● **What is asked**:
Filter this material down to the lines that hold "золота", copying each one.

● **Dataset excerpts**:
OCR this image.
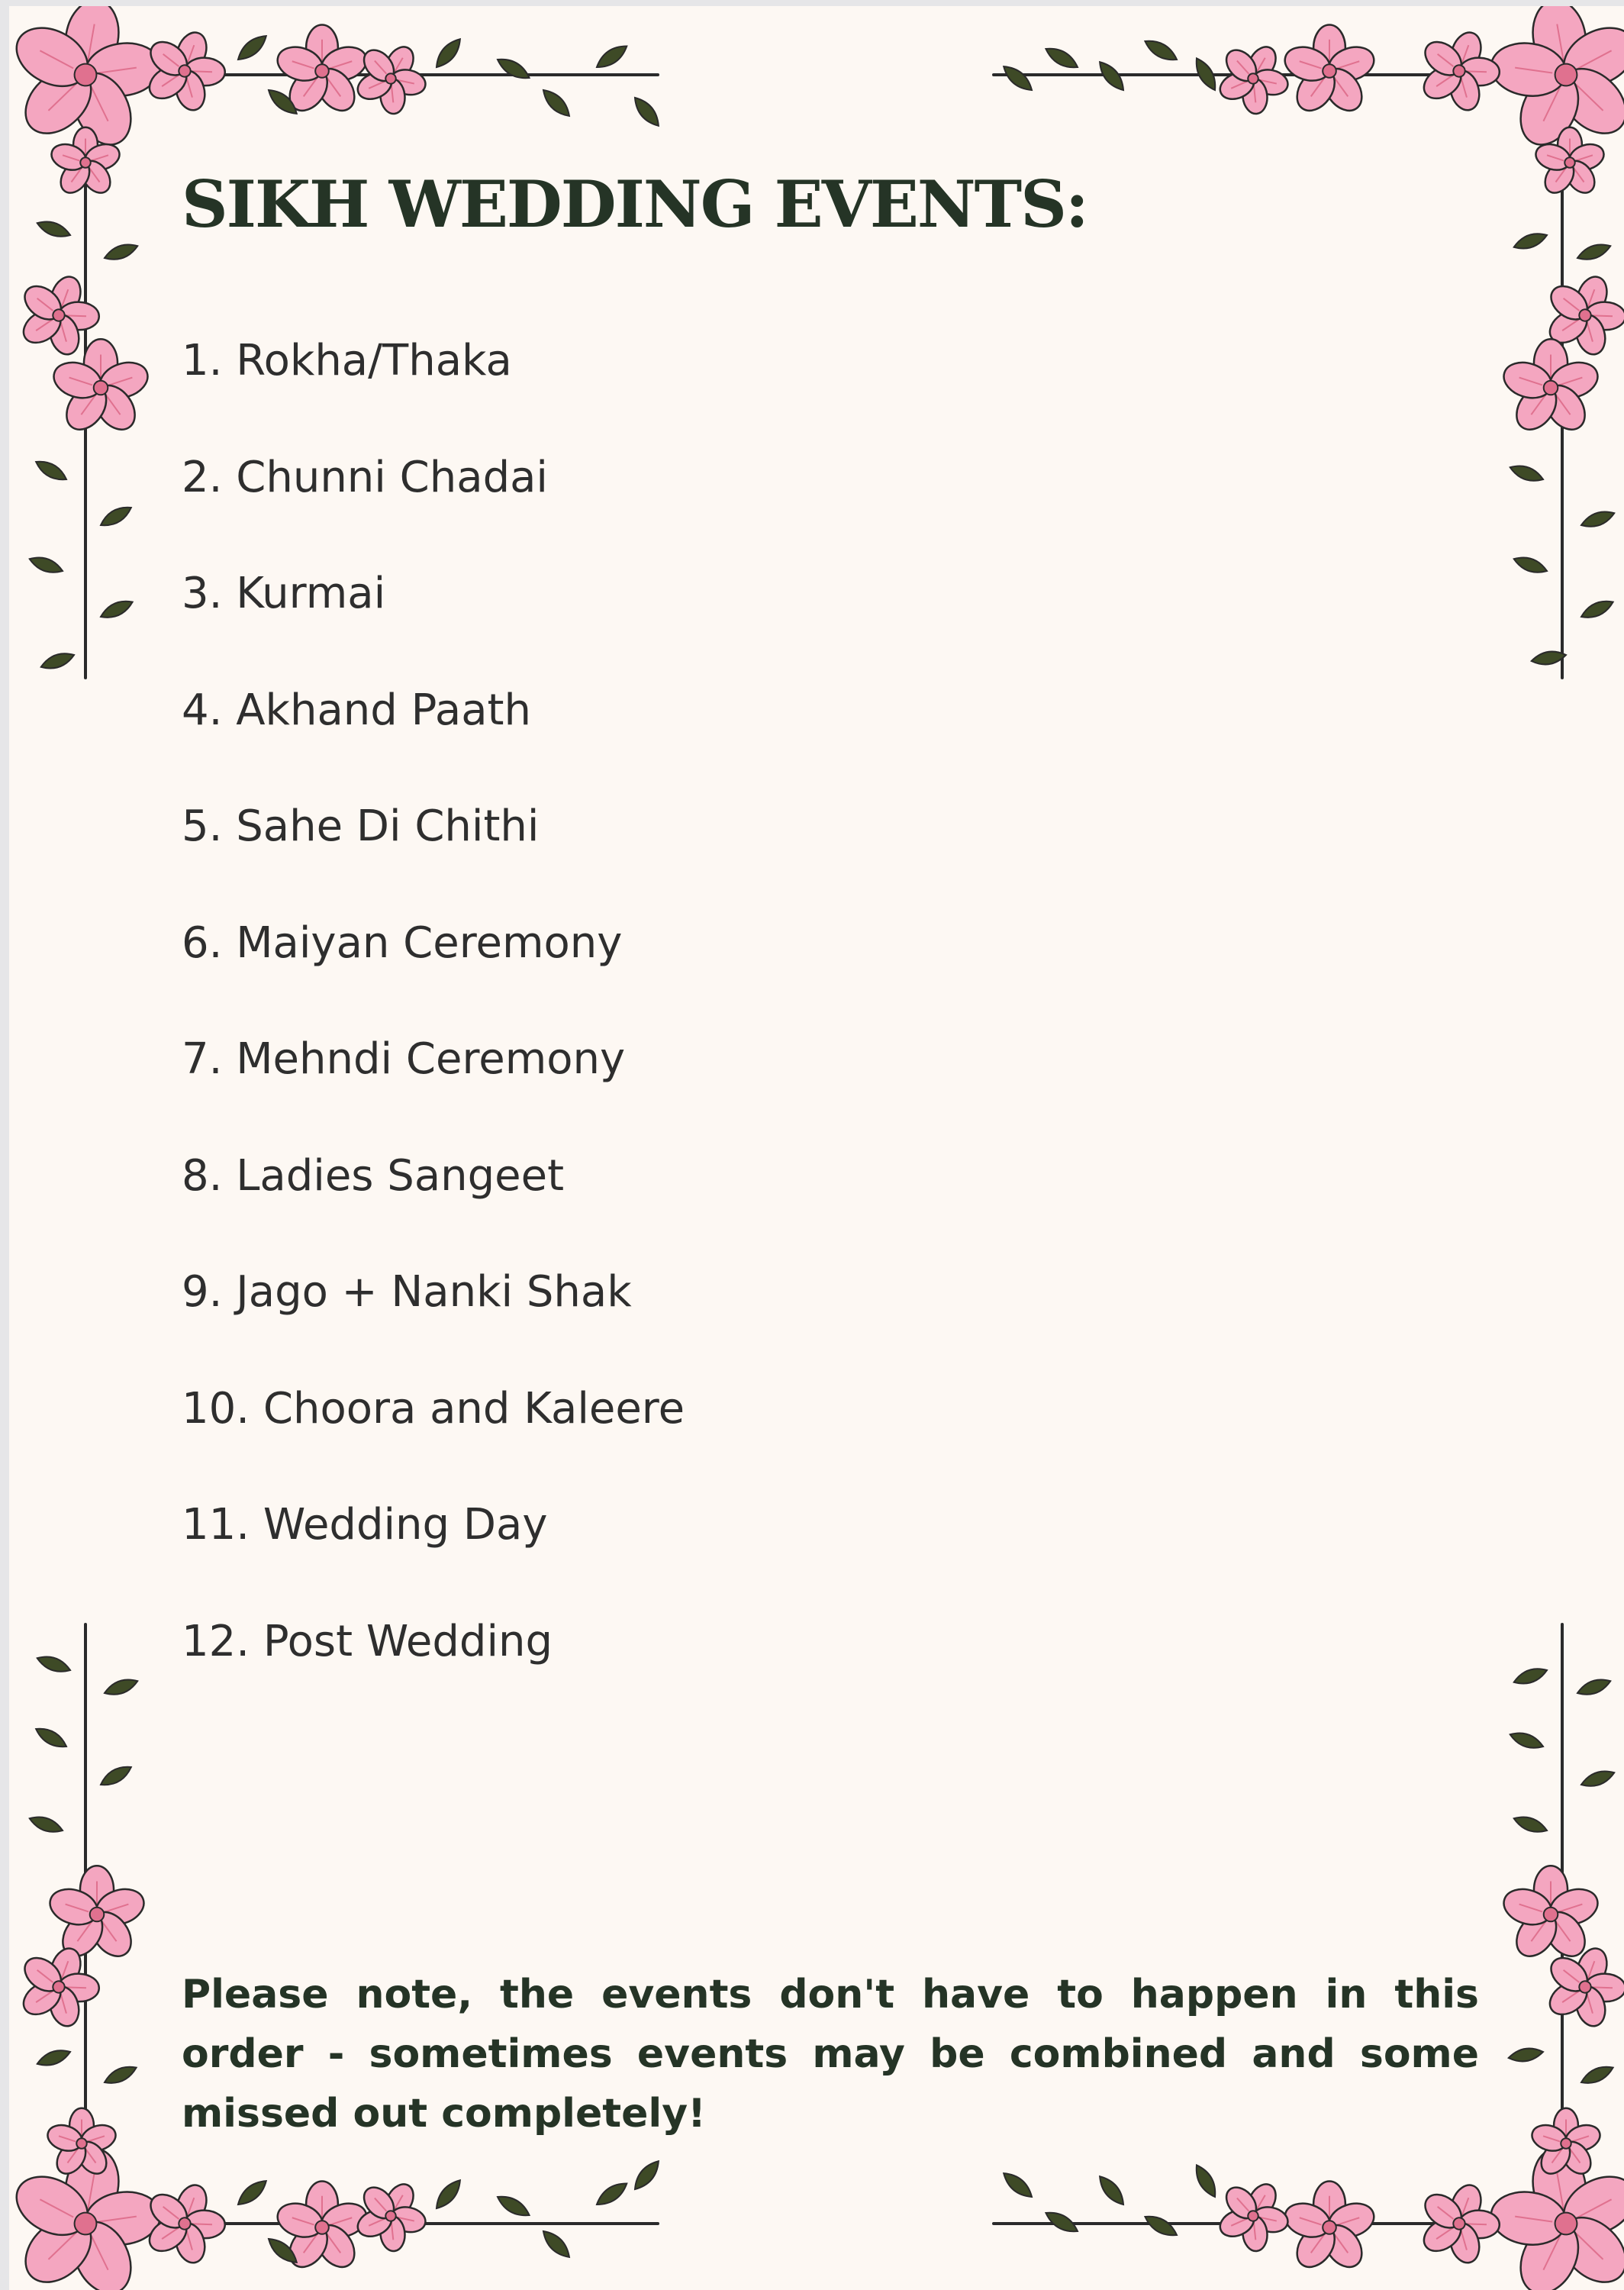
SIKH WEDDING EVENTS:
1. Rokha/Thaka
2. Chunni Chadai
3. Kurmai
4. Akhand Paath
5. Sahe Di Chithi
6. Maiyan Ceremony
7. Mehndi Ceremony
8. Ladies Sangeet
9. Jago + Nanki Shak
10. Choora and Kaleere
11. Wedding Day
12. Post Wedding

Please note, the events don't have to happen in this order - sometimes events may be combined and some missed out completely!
...
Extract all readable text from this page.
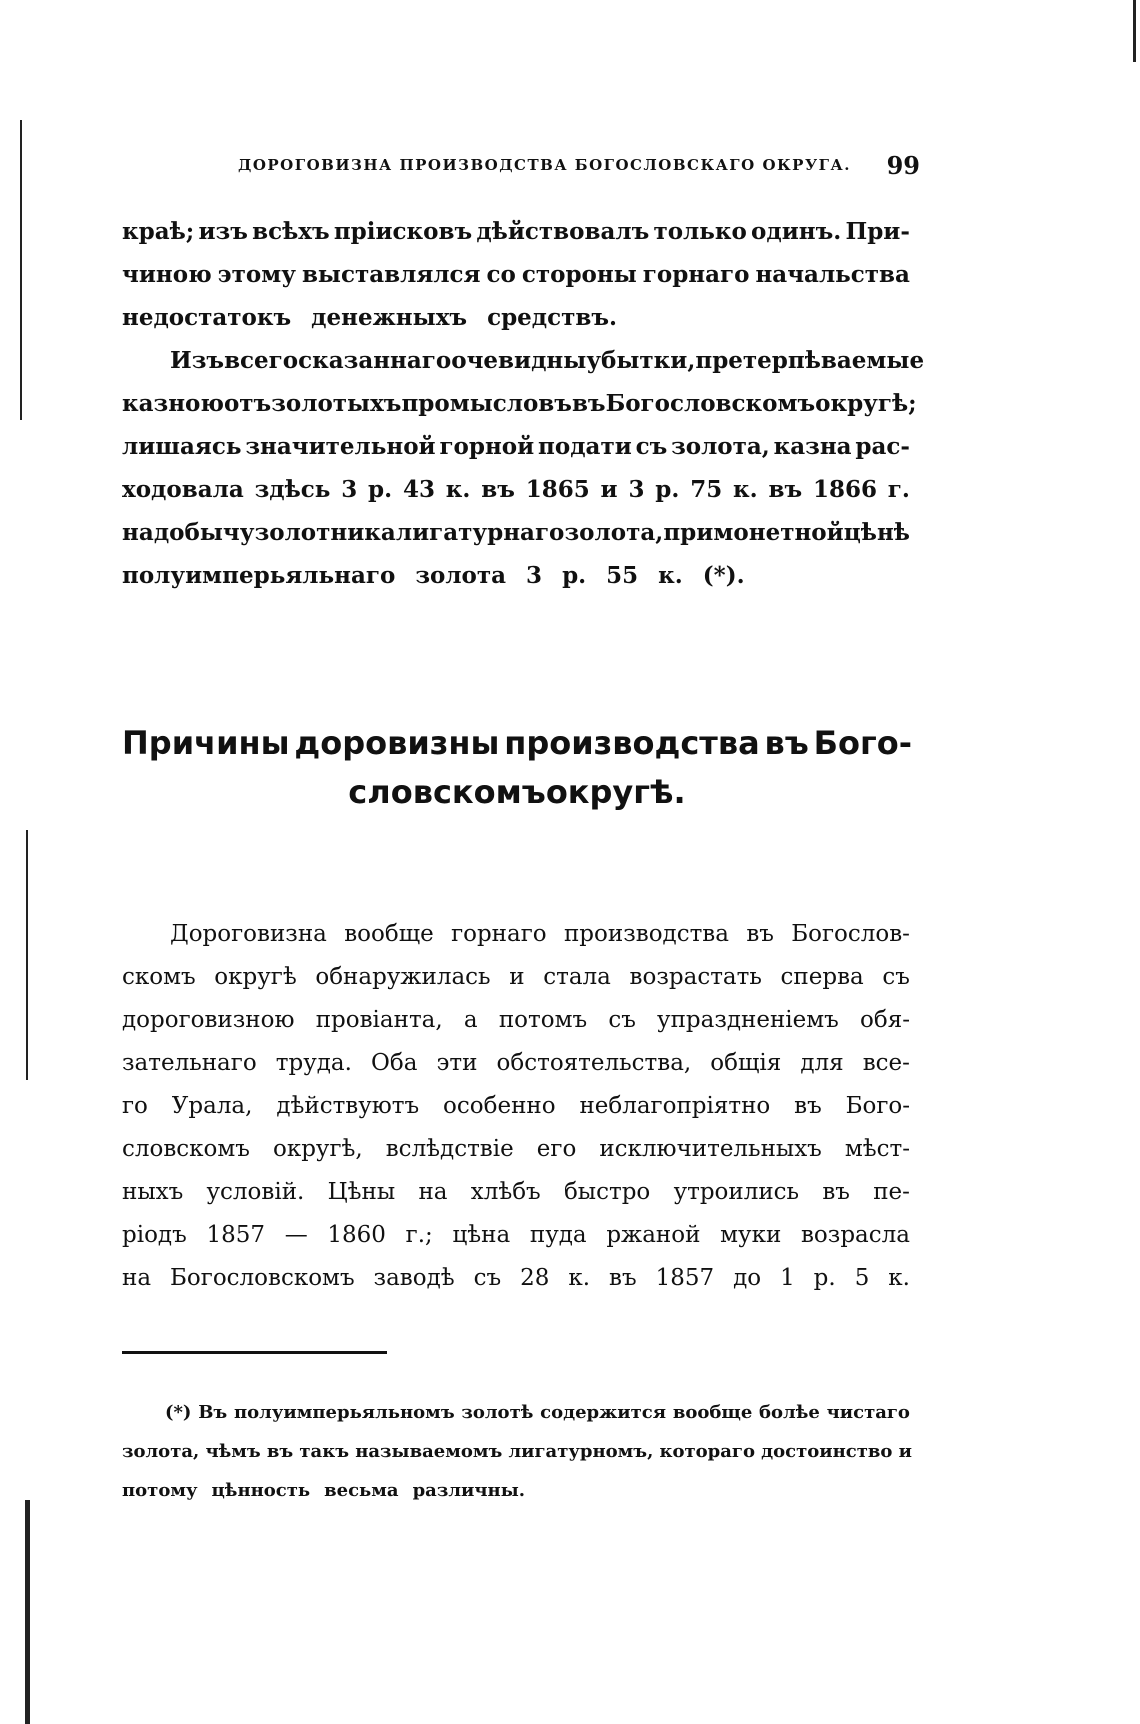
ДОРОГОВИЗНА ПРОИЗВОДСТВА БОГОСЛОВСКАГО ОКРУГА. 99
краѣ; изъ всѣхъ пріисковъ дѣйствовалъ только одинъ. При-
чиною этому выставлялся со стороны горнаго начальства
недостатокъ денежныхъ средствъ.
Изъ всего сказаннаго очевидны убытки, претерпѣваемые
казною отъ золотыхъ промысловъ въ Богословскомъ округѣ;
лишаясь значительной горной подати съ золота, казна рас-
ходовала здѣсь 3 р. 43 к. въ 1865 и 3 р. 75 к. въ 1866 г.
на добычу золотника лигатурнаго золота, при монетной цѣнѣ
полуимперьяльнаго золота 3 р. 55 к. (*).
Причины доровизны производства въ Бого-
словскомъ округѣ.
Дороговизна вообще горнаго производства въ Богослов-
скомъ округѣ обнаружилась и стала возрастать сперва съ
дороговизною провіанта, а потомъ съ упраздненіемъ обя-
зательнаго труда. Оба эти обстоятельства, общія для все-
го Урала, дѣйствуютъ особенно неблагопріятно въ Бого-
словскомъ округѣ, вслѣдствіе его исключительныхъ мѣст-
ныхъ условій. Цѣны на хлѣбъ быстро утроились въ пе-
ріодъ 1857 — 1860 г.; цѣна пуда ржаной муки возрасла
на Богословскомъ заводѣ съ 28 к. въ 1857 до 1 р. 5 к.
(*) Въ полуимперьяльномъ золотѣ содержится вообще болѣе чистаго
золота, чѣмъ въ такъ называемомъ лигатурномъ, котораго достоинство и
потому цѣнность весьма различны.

● **Final result**:
лишаясь значительной горной подати съ золота, казна рас-
на добычу золотника лигатурнаго золота, при монетной цѣнѣ
полуимперьяльнаго золота 3 р. 55 к. (*).
золота, чѣмъ въ такъ называемомъ лигатурномъ, котораго достоинство и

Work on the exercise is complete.